• What is expected: Search the data for the word "type" and copy every line where it occurs.

• Given data:

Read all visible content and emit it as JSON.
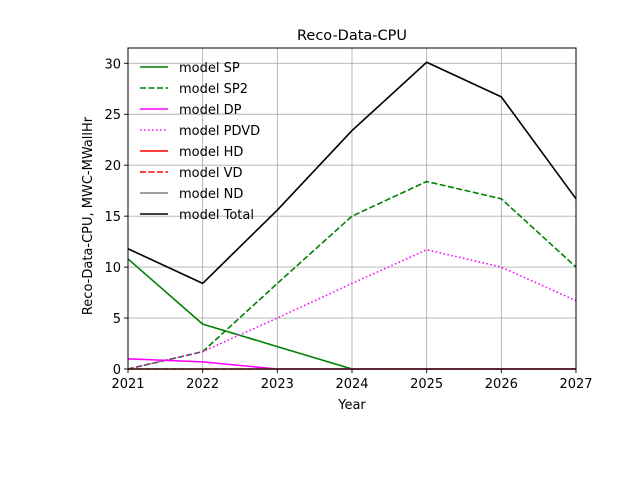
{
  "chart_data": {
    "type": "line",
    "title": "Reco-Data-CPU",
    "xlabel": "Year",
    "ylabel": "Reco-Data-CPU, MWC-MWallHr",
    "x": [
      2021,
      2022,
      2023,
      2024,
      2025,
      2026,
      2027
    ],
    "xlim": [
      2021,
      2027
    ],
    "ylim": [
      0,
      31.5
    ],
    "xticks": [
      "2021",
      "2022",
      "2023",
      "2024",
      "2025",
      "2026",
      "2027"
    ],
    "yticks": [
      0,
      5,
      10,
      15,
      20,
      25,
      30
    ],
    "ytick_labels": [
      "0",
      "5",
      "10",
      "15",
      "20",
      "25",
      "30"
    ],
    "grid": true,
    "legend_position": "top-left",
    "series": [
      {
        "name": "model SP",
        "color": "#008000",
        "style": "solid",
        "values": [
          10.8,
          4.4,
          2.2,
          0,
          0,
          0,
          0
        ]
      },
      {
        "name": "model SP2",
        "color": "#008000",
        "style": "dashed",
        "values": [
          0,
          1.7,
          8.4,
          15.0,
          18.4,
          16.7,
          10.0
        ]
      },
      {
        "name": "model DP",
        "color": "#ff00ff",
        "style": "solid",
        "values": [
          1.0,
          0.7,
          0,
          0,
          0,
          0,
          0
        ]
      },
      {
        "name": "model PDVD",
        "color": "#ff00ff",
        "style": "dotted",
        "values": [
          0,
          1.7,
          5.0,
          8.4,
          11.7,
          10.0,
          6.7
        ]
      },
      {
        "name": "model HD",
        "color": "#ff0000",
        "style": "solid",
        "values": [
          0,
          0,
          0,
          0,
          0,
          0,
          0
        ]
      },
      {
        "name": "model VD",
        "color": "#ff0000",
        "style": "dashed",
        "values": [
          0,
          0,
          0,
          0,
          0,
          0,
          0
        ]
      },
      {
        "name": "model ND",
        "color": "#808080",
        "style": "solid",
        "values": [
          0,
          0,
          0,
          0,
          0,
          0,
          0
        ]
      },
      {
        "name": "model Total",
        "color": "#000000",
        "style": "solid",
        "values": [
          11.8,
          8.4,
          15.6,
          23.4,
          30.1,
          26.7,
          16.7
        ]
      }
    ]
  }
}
--
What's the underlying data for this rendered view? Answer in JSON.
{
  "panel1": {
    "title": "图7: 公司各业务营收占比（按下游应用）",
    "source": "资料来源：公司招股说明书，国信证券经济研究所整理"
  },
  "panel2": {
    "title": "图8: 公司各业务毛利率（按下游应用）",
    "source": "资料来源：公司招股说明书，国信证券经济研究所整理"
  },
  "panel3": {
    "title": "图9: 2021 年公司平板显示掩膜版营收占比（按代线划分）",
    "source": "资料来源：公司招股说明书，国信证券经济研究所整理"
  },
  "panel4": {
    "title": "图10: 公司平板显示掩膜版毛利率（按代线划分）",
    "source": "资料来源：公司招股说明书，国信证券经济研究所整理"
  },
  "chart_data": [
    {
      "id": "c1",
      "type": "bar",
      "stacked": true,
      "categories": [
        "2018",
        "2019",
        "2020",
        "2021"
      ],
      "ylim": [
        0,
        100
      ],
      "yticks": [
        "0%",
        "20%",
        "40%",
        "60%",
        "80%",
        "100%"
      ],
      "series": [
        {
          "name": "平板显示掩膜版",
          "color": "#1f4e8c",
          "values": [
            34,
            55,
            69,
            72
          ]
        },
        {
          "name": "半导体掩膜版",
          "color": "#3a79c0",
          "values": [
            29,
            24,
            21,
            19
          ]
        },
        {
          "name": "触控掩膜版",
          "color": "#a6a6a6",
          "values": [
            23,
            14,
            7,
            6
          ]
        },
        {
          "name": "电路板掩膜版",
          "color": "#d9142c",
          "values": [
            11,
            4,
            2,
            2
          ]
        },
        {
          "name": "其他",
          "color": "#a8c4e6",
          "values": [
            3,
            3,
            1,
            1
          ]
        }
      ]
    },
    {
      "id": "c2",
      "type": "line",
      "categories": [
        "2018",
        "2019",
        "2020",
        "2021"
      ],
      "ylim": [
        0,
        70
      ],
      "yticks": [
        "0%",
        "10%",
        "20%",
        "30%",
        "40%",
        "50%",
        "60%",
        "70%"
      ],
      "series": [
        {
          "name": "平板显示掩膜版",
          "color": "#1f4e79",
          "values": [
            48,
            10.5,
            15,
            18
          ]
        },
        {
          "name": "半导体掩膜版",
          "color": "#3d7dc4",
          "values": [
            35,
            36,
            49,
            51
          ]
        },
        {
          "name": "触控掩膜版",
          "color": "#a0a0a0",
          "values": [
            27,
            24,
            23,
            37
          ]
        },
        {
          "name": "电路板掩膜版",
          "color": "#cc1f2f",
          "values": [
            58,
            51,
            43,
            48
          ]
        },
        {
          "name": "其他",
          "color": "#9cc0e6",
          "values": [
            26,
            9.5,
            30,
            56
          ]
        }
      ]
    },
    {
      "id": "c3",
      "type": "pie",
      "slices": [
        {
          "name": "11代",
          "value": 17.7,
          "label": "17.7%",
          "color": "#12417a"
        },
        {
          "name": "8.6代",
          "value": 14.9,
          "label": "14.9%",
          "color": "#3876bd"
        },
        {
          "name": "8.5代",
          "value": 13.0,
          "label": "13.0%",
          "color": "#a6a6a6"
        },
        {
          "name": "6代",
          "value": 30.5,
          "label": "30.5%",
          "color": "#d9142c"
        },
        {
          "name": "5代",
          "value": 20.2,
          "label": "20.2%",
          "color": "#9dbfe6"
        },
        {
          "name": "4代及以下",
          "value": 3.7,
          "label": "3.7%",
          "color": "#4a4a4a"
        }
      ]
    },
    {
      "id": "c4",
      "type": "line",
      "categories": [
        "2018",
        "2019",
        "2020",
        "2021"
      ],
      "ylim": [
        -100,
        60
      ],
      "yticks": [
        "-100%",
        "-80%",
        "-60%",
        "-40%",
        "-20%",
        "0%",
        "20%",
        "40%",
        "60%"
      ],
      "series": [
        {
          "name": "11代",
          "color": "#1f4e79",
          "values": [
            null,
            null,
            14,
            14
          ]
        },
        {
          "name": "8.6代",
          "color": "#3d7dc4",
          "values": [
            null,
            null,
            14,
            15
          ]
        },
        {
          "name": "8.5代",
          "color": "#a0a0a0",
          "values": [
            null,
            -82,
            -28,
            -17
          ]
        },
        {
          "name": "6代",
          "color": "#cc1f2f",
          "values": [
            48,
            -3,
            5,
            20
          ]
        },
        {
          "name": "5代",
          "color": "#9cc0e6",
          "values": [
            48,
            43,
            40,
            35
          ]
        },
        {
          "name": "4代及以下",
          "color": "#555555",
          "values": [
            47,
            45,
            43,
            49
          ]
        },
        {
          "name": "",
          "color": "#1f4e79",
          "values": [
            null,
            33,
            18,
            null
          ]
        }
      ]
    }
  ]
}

• Task answer:
    "type": "line",
      "type": "bar",
      "type": "line",
      "type": "pie",
      "type": "line",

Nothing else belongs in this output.